Stored dataset items:
···
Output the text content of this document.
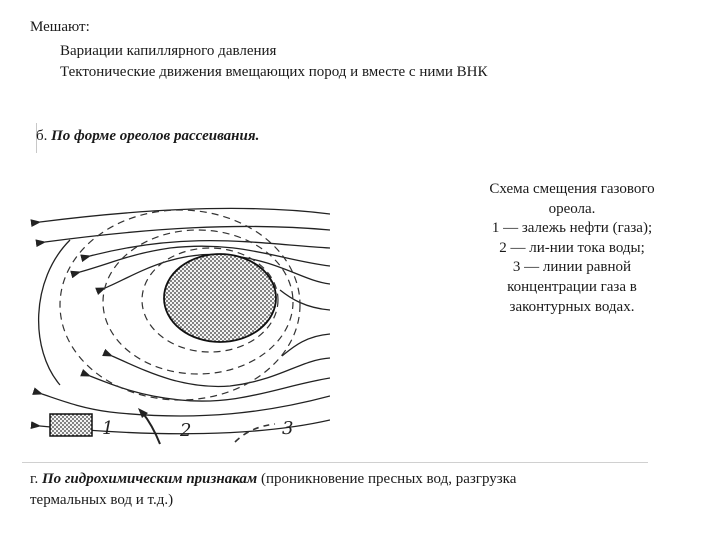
Мешают:
Вариации капиллярного давления
Тектонические движения вмещающих пород и вместе с ними ВНК
б. По форме ореолов рассеивания.
Схема смещения газового
ореола.
1 — залежь нефти (газа);
2 — ли-нии тока воды;
3 — линии равной
концентрации газа в
законтурных водах.
1	2	3
г. По гидрохимическим признакам (проникновение пресных вод, разгрузка
термальных вод и т.д.)
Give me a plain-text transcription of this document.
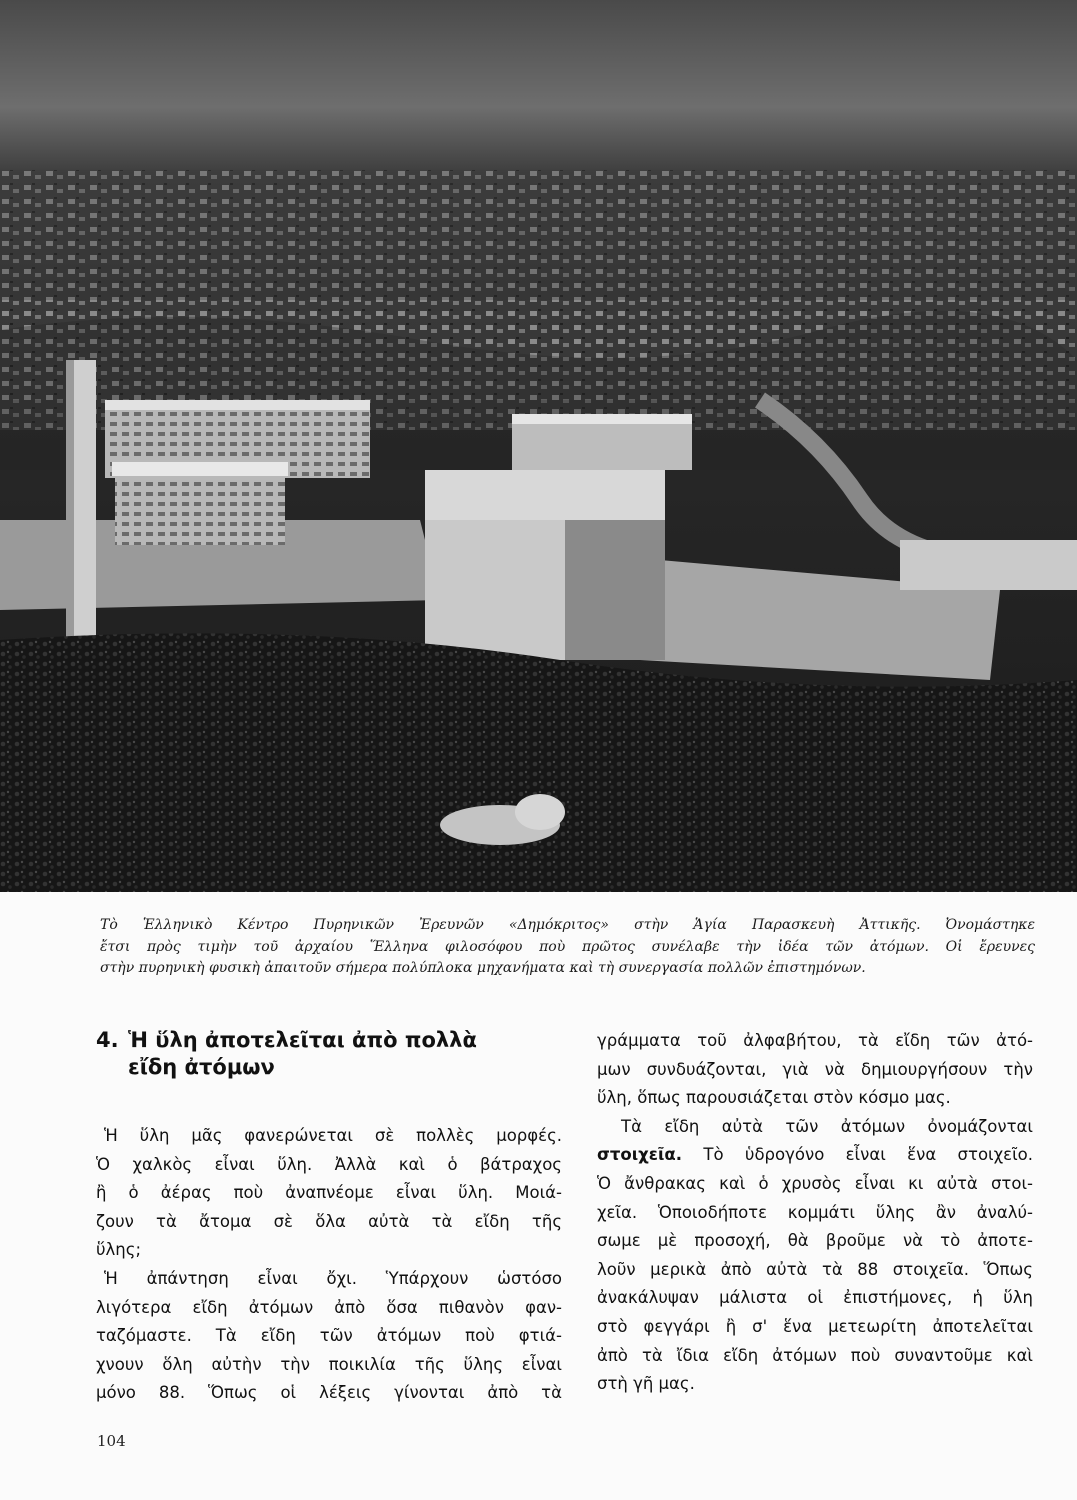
Τὸ Ἑλληνικὸ Κέντρο Πυρηνικῶν Ἐρευνῶν «Δημόκριτος» στὴν Ἁγία Παρασκευὴ Ἀττικῆς. Ὀνομάστηκε
ἔτσι πρὸς τιμὴν τοῦ ἀρχαίου Ἕλληνα φιλοσόφου ποὺ πρῶτος συνέλαβε τὴν ἰδέα τῶν ἀτόμων. Οἱ ἔρευνες
στὴν πυρηνικὴ φυσικὴ ἀπαιτοῦν σήμερα πολύπλοκα μηχανήματα καὶ τὴ συνεργασία πολλῶν ἐπιστημόνων.
4. Ἡ ὕλη ἀποτελεῖται ἀπὸ πολλὰ
εἴδη ἀτόμων

Ἡ ὕλη μᾶς φανερώνεται σὲ πολλὲς μορφές.
Ὁ χαλκὸς εἶναι ὕλη. Ἀλλὰ καὶ ὁ βάτραχος
ἢ ὁ ἀέρας ποὺ ἀναπνέομε εἶναι ὕλη. Μοιά-
ζουν τὰ ἄτομα σὲ ὅλα αὐτὰ τὰ εἴδη τῆς
ὕλης;

Ἡ ἀπάντηση εἶναι ὄχι. Ὑπάρχουν ὡστόσο
λιγότερα εἴδη ἀτόμων ἀπὸ ὅσα πιθανὸν φαν-
ταζόμαστε. Τὰ εἴδη τῶν ἀτόμων ποὺ φτιά-
χνουν ὅλη αὐτὴν τὴν ποικιλία τῆς ὕλης εἶναι
μόνο 88. Ὅπως οἱ λέξεις γίνονται ἀπὸ τὰ

γράμματα τοῦ ἀλφαβήτου, τὰ εἴδη τῶν ἀτό-
μων συνδυάζονται, γιὰ νὰ δημιουργήσουν τὴν
ὕλη, ὅπως παρουσιάζεται στὸν κόσμο μας.

Τὰ εἴδη αὐτὰ τῶν ἀτόμων ὀνομάζονται
στοιχεῖα. Τὸ ὑδρογόνο εἶναι ἕνα στοιχεῖο.
Ὁ ἄνθρακας καὶ ὁ χρυσὸς εἶναι κι αὐτὰ στοι-
χεῖα. Ὁποιοδήποτε κομμάτι ὕλης ἂν ἀναλύ-
σωμε μὲ προσοχή, θὰ βροῦμε νὰ τὸ ἀποτε-
λοῦν μερικὰ ἀπὸ αὐτὰ τὰ 88 στοιχεῖα. Ὅπως
ἀνακάλυψαν μάλιστα οἱ ἐπιστήμονες, ἡ ὕλη
στὸ φεγγάρι ἢ σ' ἕνα μετεωρίτη ἀποτελεῖται
ἀπὸ τὰ ἴδια εἴδη ἀτόμων ποὺ συναντοῦμε καὶ
στὴ γῆ μας.

104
···
## Exercise brief
Retype all the records shown above, character for character. Omit every picture.

## Expected output
Output the text content of this document.
Мешают:
Вариации капиллярного давления
Тектонические движения вмещающих пород и вместе с ними ВНК
б. По форме ореолов рассеивания.
Схема смещения газового
ореола.
1 — залежь нефти (газа);
2 — ли-нии тока воды;
3 — линии равной
концентрации газа в
законтурных водах.
1	2	3
г. По гидрохимическим признакам (проникновение пресных вод, разгрузка
термальных вод и т.д.)
Give me a plain-text transcription of this document.
Τὸ Ἑλληνικὸ Κέντρο Πυρηνικῶν Ἐρευνῶν «Δημόκριτος» στὴν Ἁγία Παρασκευὴ Ἀττικῆς. Ὀνομάστηκε
ἔτσι πρὸς τιμὴν τοῦ ἀρχαίου Ἕλληνα φιλοσόφου ποὺ πρῶτος συνέλαβε τὴν ἰδέα τῶν ἀτόμων. Οἱ ἔρευνες
στὴν πυρηνικὴ φυσικὴ ἀπαιτοῦν σήμερα πολύπλοκα μηχανήματα καὶ τὴ συνεργασία πολλῶν ἐπιστημόνων.
4. Ἡ ὕλη ἀποτελεῖται ἀπὸ πολλὰ
εἴδη ἀτόμων

Ἡ ὕλη μᾶς φανερώνεται σὲ πολλὲς μορφές.
Ὁ χαλκὸς εἶναι ὕλη. Ἀλλὰ καὶ ὁ βάτραχος
ἢ ὁ ἀέρας ποὺ ἀναπνέομε εἶναι ὕλη. Μοιά-
ζουν τὰ ἄτομα σὲ ὅλα αὐτὰ τὰ εἴδη τῆς
ὕλης;

Ἡ ἀπάντηση εἶναι ὄχι. Ὑπάρχουν ὡστόσο
λιγότερα εἴδη ἀτόμων ἀπὸ ὅσα πιθανὸν φαν-
ταζόμαστε. Τὰ εἴδη τῶν ἀτόμων ποὺ φτιά-
χνουν ὅλη αὐτὴν τὴν ποικιλία τῆς ὕλης εἶναι
μόνο 88. Ὅπως οἱ λέξεις γίνονται ἀπὸ τὰ

γράμματα τοῦ ἀλφαβήτου, τὰ εἴδη τῶν ἀτό-
μων συνδυάζονται, γιὰ νὰ δημιουργήσουν τὴν
ὕλη, ὅπως παρουσιάζεται στὸν κόσμο μας.

Τὰ εἴδη αὐτὰ τῶν ἀτόμων ὀνομάζονται
στοιχεῖα. Τὸ ὑδρογόνο εἶναι ἕνα στοιχεῖο.
Ὁ ἄνθρακας καὶ ὁ χρυσὸς εἶναι κι αὐτὰ στοι-
χεῖα. Ὁποιοδήποτε κομμάτι ὕλης ἂν ἀναλύ-
σωμε μὲ προσοχή, θὰ βροῦμε νὰ τὸ ἀποτε-
λοῦν μερικὰ ἀπὸ αὐτὰ τὰ 88 στοιχεῖα. Ὅπως
ἀνακάλυψαν μάλιστα οἱ ἐπιστήμονες, ἡ ὕλη
στὸ φεγγάρι ἢ σ' ἕνα μετεωρίτη ἀποτελεῖται
ἀπὸ τὰ ἴδια εἴδη ἀτόμων ποὺ συναντοῦμε καὶ
στὴ γῆ μας.

104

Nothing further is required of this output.